**Document extract:**
****************

Given a string s and an array of strings words, return the number of words[i] that is a subsequence of s.

A subsequence of a string is a new string generated from the original string with some characters (can be none) deleted without changing the relative order of the remaining characters.

  • For example, "ace" is a subsequence of "abcde".

 

Example 1:

Input: s = "abcde", words = ["a","bb","acd","ace"]
Output: 3
Explanation: There are three strings in words that are a subsequence of s: "a", "acd", "ace".

Example 2:

Input: s = "dsahjpjauf", words = ["ahjpjau","ja","ahbwzgqnuk","tnmlanowax"]
Output: 2

 

Constraints:

  • 1 <= s.length <= 5 * 104
  • 1 <= words.length <= 5000
  • 1 <= words[i].length <= 50
  • s and words[i] consist of only lowercase English letters.

****************

**Data shown:**
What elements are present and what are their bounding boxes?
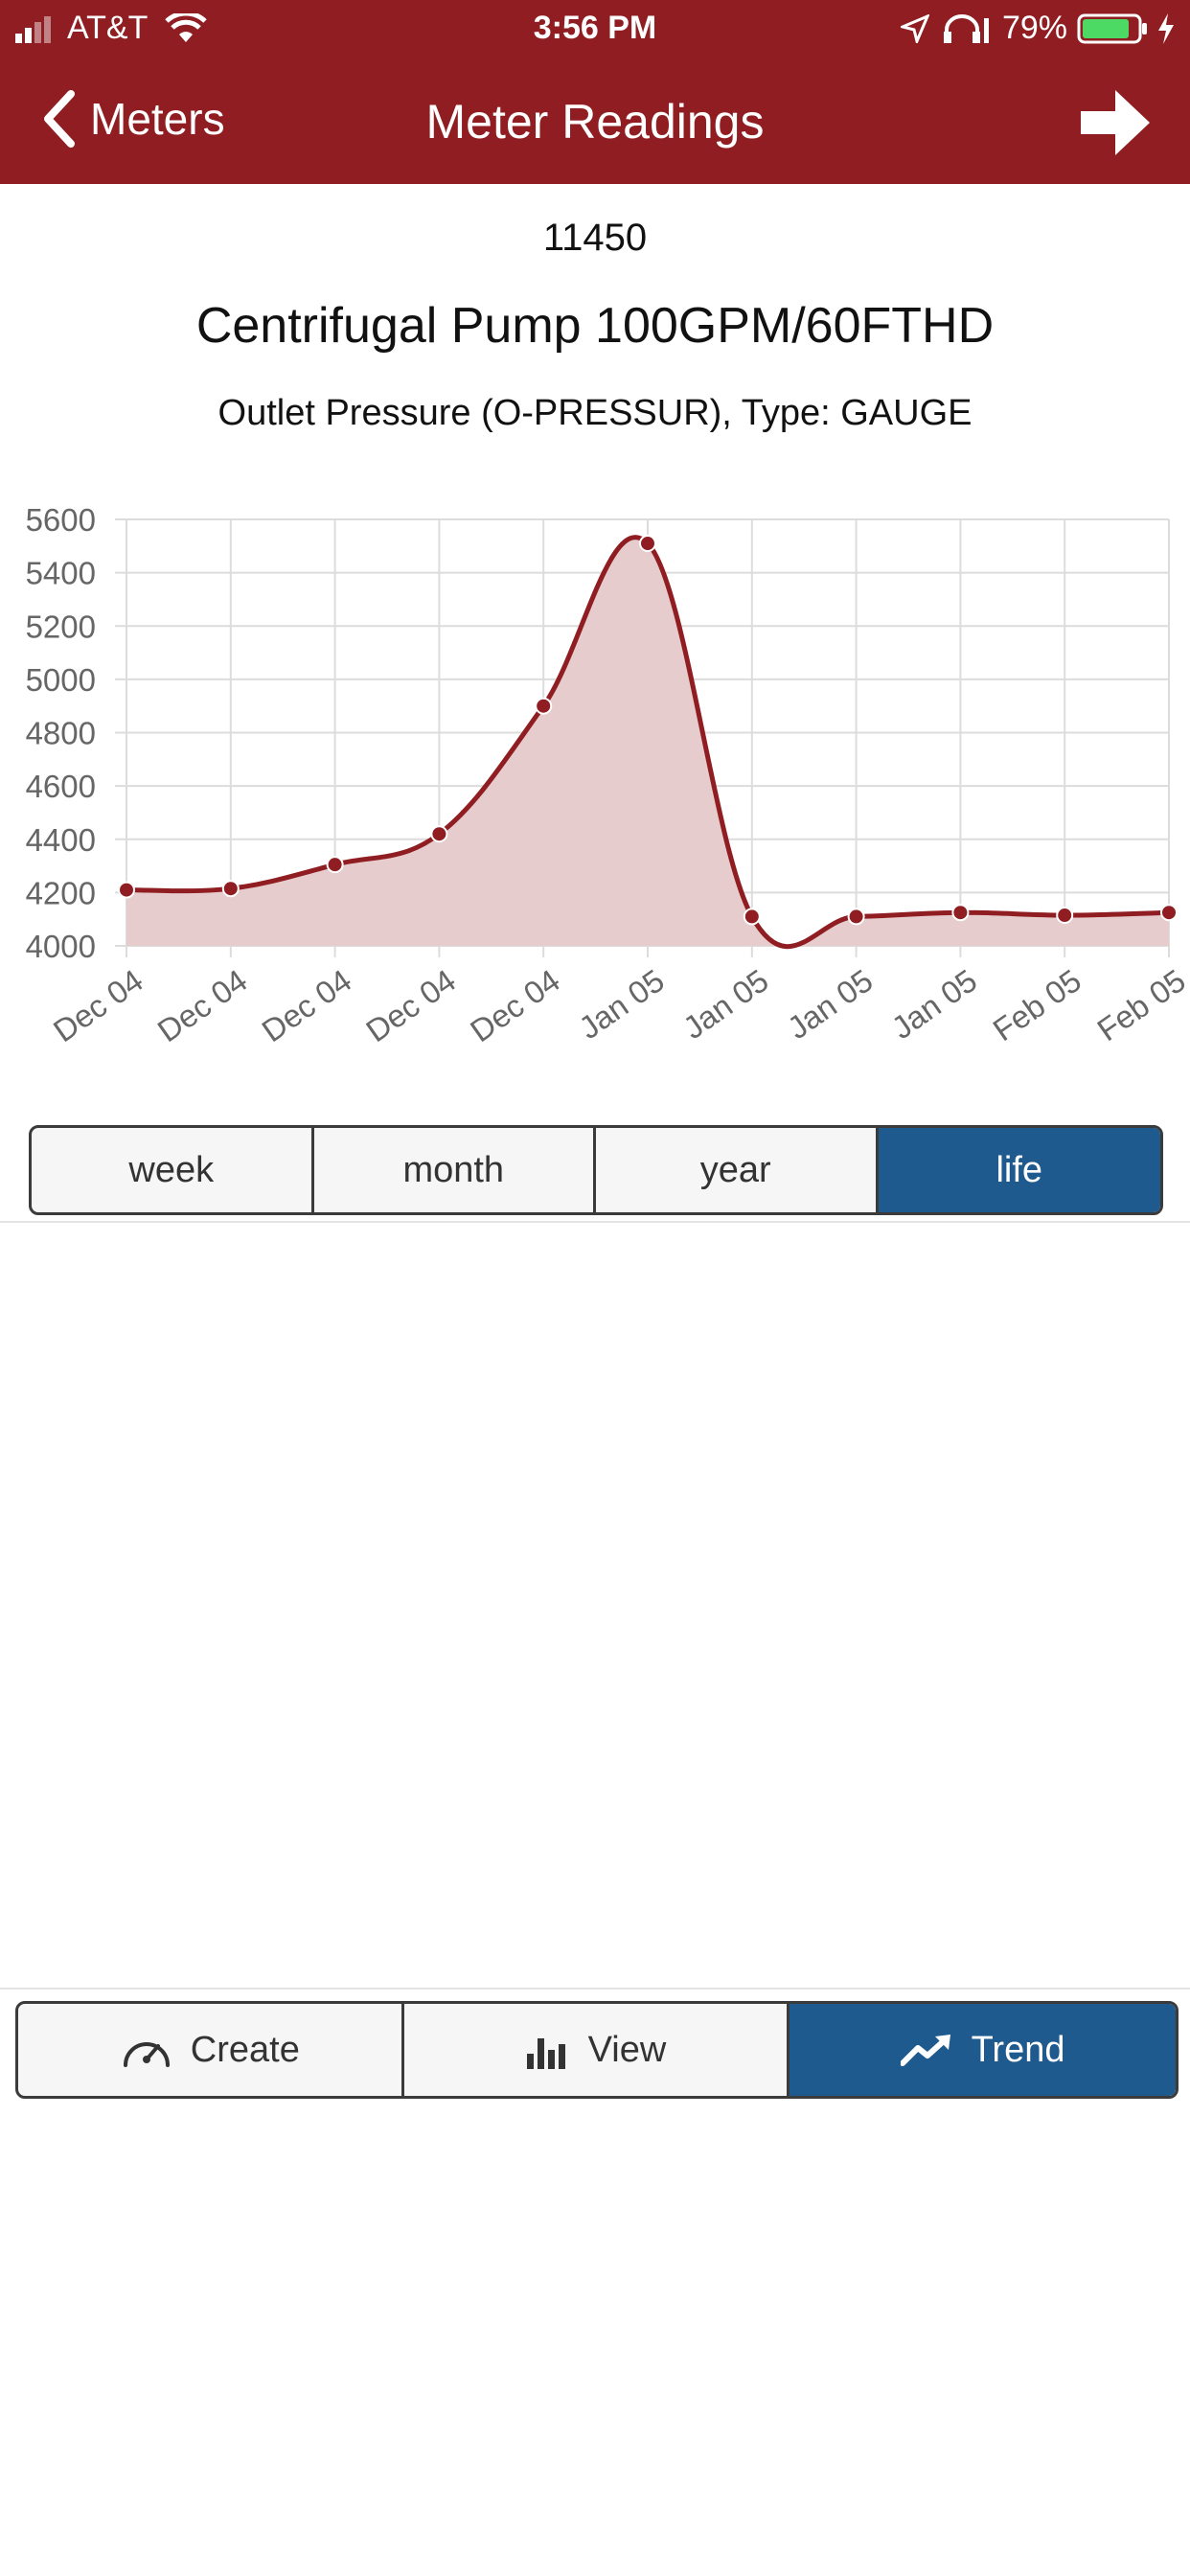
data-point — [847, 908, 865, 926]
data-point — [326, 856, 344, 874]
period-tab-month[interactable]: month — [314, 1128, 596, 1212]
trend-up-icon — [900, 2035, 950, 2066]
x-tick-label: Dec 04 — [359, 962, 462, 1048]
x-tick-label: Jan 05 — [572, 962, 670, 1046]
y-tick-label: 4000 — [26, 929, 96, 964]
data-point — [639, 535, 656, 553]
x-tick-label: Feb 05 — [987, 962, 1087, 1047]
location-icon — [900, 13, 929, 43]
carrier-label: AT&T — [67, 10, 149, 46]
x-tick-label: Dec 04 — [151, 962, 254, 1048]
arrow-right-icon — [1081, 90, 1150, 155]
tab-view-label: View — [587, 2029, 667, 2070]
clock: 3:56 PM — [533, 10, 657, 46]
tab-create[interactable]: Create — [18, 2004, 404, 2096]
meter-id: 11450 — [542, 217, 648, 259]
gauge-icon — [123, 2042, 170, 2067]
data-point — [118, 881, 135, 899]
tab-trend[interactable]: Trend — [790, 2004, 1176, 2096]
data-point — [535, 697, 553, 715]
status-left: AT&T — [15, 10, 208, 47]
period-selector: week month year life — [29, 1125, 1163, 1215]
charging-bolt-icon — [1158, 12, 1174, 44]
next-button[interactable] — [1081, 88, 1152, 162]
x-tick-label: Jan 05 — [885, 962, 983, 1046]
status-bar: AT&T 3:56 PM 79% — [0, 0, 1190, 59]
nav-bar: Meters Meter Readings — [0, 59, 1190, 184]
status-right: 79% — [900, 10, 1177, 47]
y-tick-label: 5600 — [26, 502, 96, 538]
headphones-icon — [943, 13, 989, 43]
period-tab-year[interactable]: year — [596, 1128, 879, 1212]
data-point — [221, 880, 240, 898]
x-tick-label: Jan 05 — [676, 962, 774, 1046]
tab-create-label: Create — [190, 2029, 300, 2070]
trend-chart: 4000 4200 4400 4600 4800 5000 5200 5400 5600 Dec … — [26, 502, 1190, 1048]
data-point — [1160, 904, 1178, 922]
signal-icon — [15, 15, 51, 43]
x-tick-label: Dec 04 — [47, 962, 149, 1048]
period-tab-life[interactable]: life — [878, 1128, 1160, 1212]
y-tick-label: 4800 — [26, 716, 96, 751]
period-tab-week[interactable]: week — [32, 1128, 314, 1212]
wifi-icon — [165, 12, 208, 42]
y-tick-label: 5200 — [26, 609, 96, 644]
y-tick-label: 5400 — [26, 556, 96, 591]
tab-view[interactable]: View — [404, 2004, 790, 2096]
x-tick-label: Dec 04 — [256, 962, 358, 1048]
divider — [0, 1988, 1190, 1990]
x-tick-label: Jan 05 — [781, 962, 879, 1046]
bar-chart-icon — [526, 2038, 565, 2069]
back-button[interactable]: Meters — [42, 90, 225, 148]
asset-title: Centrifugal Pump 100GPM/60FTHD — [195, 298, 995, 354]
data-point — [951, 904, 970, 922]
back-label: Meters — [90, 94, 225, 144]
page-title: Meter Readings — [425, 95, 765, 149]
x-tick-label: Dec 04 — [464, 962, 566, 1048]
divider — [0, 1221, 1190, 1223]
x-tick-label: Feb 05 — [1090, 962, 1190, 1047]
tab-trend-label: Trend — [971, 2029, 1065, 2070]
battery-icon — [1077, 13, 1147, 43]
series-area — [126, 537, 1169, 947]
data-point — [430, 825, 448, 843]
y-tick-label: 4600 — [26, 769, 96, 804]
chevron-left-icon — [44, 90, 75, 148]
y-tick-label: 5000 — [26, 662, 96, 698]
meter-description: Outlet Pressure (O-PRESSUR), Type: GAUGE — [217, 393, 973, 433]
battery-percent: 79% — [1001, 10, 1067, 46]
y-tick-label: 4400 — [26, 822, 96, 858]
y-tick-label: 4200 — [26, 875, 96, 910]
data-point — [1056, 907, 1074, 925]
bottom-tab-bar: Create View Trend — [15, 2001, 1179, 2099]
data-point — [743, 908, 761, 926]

****************

Please reproduce the part of the subsequence problem statement starting with "Given a string" and going on through "the remaining characters.".

Given a string s and an array of strings words, return the number of words[i] that is a subsequence of s.

A subsequence of a string is a new string generated from the original string with some characters (can be none) deleted without changing the relative order of the remaining characters.